Stored data:
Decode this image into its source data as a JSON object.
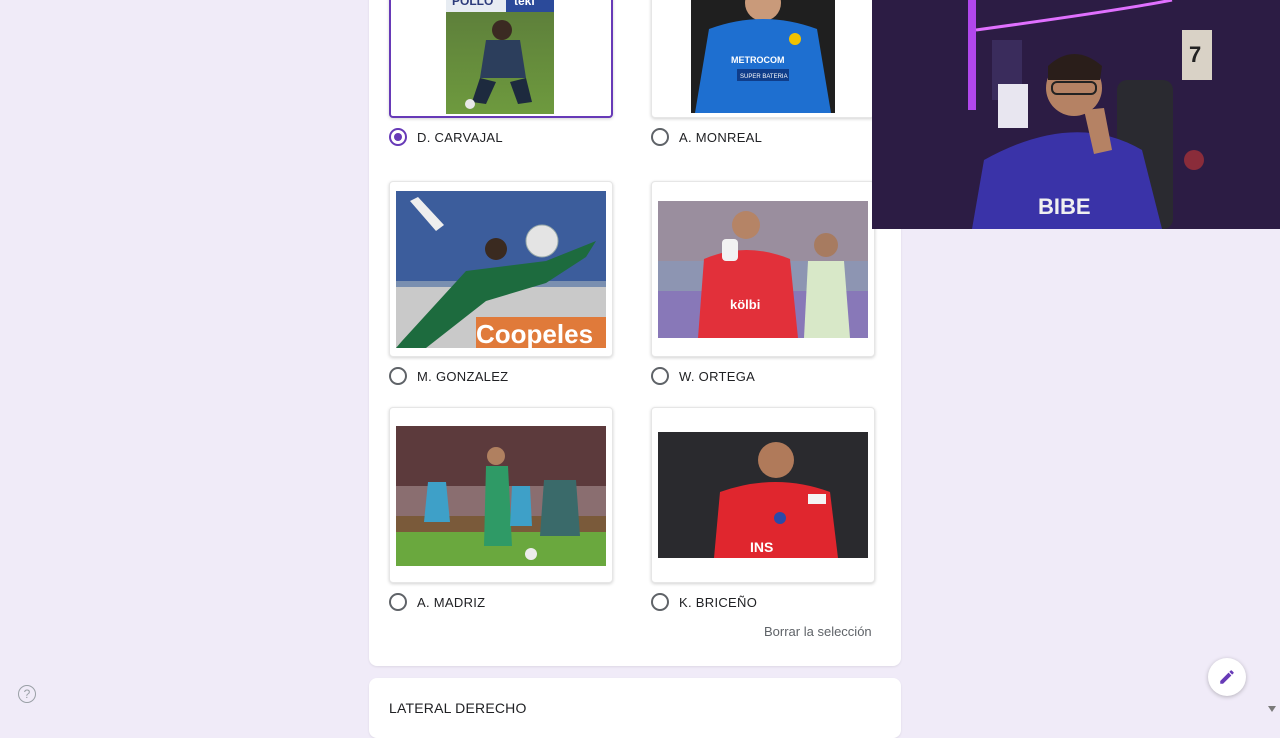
{
  "options": [
    {
      "label": "D. CARVAJAL",
      "selected": true
    },
    {
      "label": "A. MONREAL",
      "selected": false
    },
    {
      "label": "M. GONZALEZ",
      "selected": false
    },
    {
      "label": "W. ORTEGA",
      "selected": false
    },
    {
      "label": "A. MADRIZ",
      "selected": false
    },
    {
      "label": "K. BRICEÑO",
      "selected": false
    }
  ],
  "photo_text": {
    "carvajal_sponsor_1": "POLLO",
    "carvajal_sponsor_2": "teki",
    "monreal_sponsor_1": "METROCOM",
    "monreal_sponsor_2": "SUPER BATERIA",
    "gonzalez_ad": "Coopeles",
    "ortega_sponsor": "kölbi",
    "briceno_sponsor": "INS"
  },
  "clear_selection_label": "Borrar la selección",
  "next_section_title": "LATERAL DERECHO",
  "help_glyph": "?",
  "webcam_text": {
    "jersey_text": "BIBE",
    "poster_number": "7"
  },
  "icons": {
    "help": "help-circle-icon",
    "edit": "pencil-icon",
    "scroll": "scroll-down-arrow-icon"
  },
  "colors": {
    "accent": "#673ab7",
    "background": "#f0ebf8"
  }
}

> _Goal of the exercise_:
Exactly reproduce each record, leaving out any pictures.

> _The output_:
Decode this image into its source data as a JSON object.
{
  "options": [
    {
      "label": "D. CARVAJAL",
      "selected": true
    },
    {
      "label": "A. MONREAL",
      "selected": false
    },
    {
      "label": "M. GONZALEZ",
      "selected": false
    },
    {
      "label": "W. ORTEGA",
      "selected": false
    },
    {
      "label": "A. MADRIZ",
      "selected": false
    },
    {
      "label": "K. BRICEÑO",
      "selected": false
    }
  ],
  "photo_text": {
    "carvajal_sponsor_1": "POLLO",
    "carvajal_sponsor_2": "teki",
    "monreal_sponsor_1": "METROCOM",
    "monreal_sponsor_2": "SUPER BATERIA",
    "gonzalez_ad": "Coopeles",
    "ortega_sponsor": "kölbi",
    "briceno_sponsor": "INS"
  },
  "clear_selection_label": "Borrar la selección",
  "next_section_title": "LATERAL DERECHO",
  "help_glyph": "?",
  "webcam_text": {
    "jersey_text": "BIBE",
    "poster_number": "7"
  },
  "icons": {
    "help": "help-circle-icon",
    "edit": "pencil-icon",
    "scroll": "scroll-down-arrow-icon"
  },
  "colors": {
    "accent": "#673ab7",
    "background": "#f0ebf8"
  }
}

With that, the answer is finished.